EXERCISE DATA |
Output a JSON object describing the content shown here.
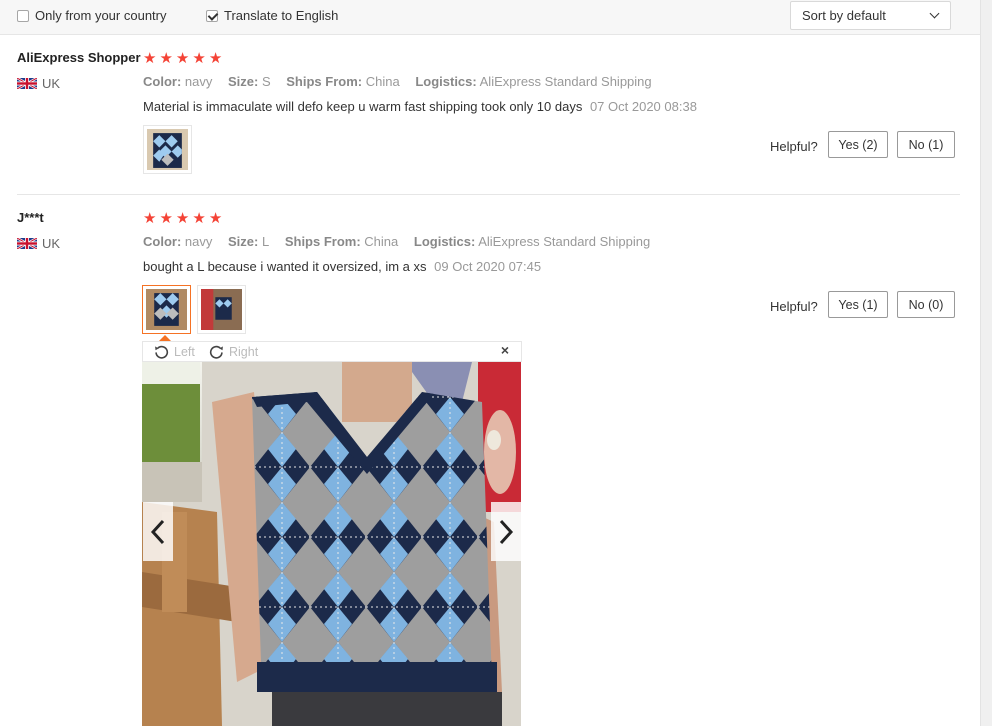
{
  "filters": {
    "only_country_label": "Only from your country",
    "only_country_checked": false,
    "translate_label": "Translate to English",
    "translate_checked": true,
    "sort_label": "Sort by default"
  },
  "reviews": [
    {
      "user": "AliExpress Shopper",
      "country": "UK",
      "stars": 5,
      "color_key": "Color:",
      "color_val": "navy",
      "size_key": "Size:",
      "size_val": "S",
      "ships_key": "Ships From:",
      "ships_val": "China",
      "logistics_key": "Logistics:",
      "logistics_val": "AliExpress Standard Shipping",
      "text": "Material is immaculate will defo keep u warm fast shipping took only 10 days",
      "date": "07 Oct 2020 08:38",
      "helpful_label": "Helpful?",
      "yes_label": "Yes (2)",
      "no_label": "No (1)"
    },
    {
      "user": "J***t",
      "country": "UK",
      "stars": 5,
      "color_key": "Color:",
      "color_val": "navy",
      "size_key": "Size:",
      "size_val": "L",
      "ships_key": "Ships From:",
      "ships_val": "China",
      "logistics_key": "Logistics:",
      "logistics_val": "AliExpress Standard Shipping",
      "text": "bought a L because i wanted it oversized, im a xs",
      "date": "09 Oct 2020 07:45",
      "helpful_label": "Helpful?",
      "yes_label": "Yes (1)",
      "no_label": "No (0)"
    }
  ],
  "viewer": {
    "rotate_left_label": "Left",
    "rotate_right_label": "Right",
    "close_label": "×"
  },
  "colors": {
    "star": "#f44336",
    "accent": "#f57224",
    "sweater_navy": "#1c2a4a",
    "sweater_blue": "#7fb3e0",
    "sweater_grey": "#9e9e9e"
  }
}
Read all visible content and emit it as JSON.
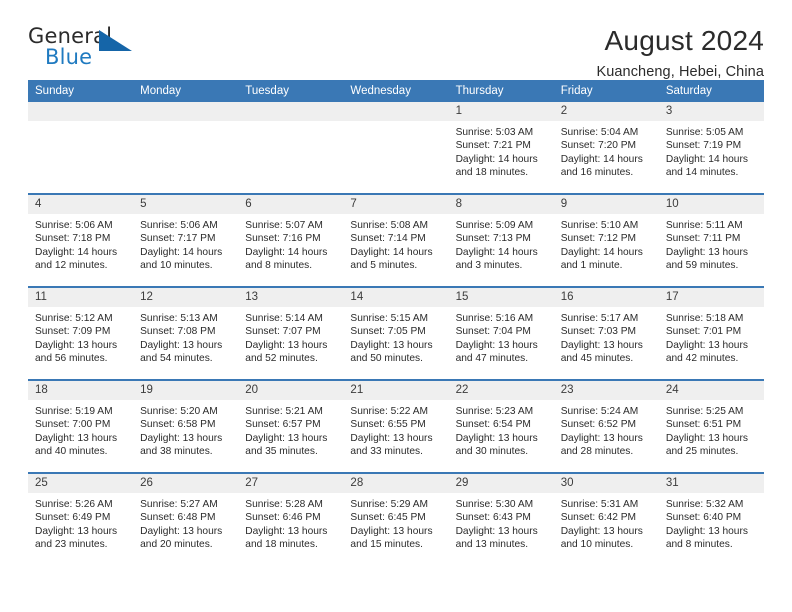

INSTRUCTIONS TO FOLLOW | Give back the entries verbatim. Do not include any picture.

FINAL ANSWER |
Output a JSON object describing the content shown here.
{
  "filters": {
    "only_country_label": "Only from your country",
    "only_country_checked": false,
    "translate_label": "Translate to English",
    "translate_checked": true,
    "sort_label": "Sort by default"
  },
  "reviews": [
    {
      "user": "AliExpress Shopper",
      "country": "UK",
      "stars": 5,
      "color_key": "Color:",
      "color_val": "navy",
      "size_key": "Size:",
      "size_val": "S",
      "ships_key": "Ships From:",
      "ships_val": "China",
      "logistics_key": "Logistics:",
      "logistics_val": "AliExpress Standard Shipping",
      "text": "Material is immaculate will defo keep u warm fast shipping took only 10 days",
      "date": "07 Oct 2020 08:38",
      "helpful_label": "Helpful?",
      "yes_label": "Yes (2)",
      "no_label": "No (1)"
    },
    {
      "user": "J***t",
      "country": "UK",
      "stars": 5,
      "color_key": "Color:",
      "color_val": "navy",
      "size_key": "Size:",
      "size_val": "L",
      "ships_key": "Ships From:",
      "ships_val": "China",
      "logistics_key": "Logistics:",
      "logistics_val": "AliExpress Standard Shipping",
      "text": "bought a L because i wanted it oversized, im a xs",
      "date": "09 Oct 2020 07:45",
      "helpful_label": "Helpful?",
      "yes_label": "Yes (1)",
      "no_label": "No (0)"
    }
  ],
  "viewer": {
    "rotate_left_label": "Left",
    "rotate_right_label": "Right",
    "close_label": "×"
  },
  "colors": {
    "star": "#f44336",
    "accent": "#f57224",
    "sweater_navy": "#1c2a4a",
    "sweater_blue": "#7fb3e0",
    "sweater_grey": "#9e9e9e"
  }
}
Read all visible content and emit it as JSON.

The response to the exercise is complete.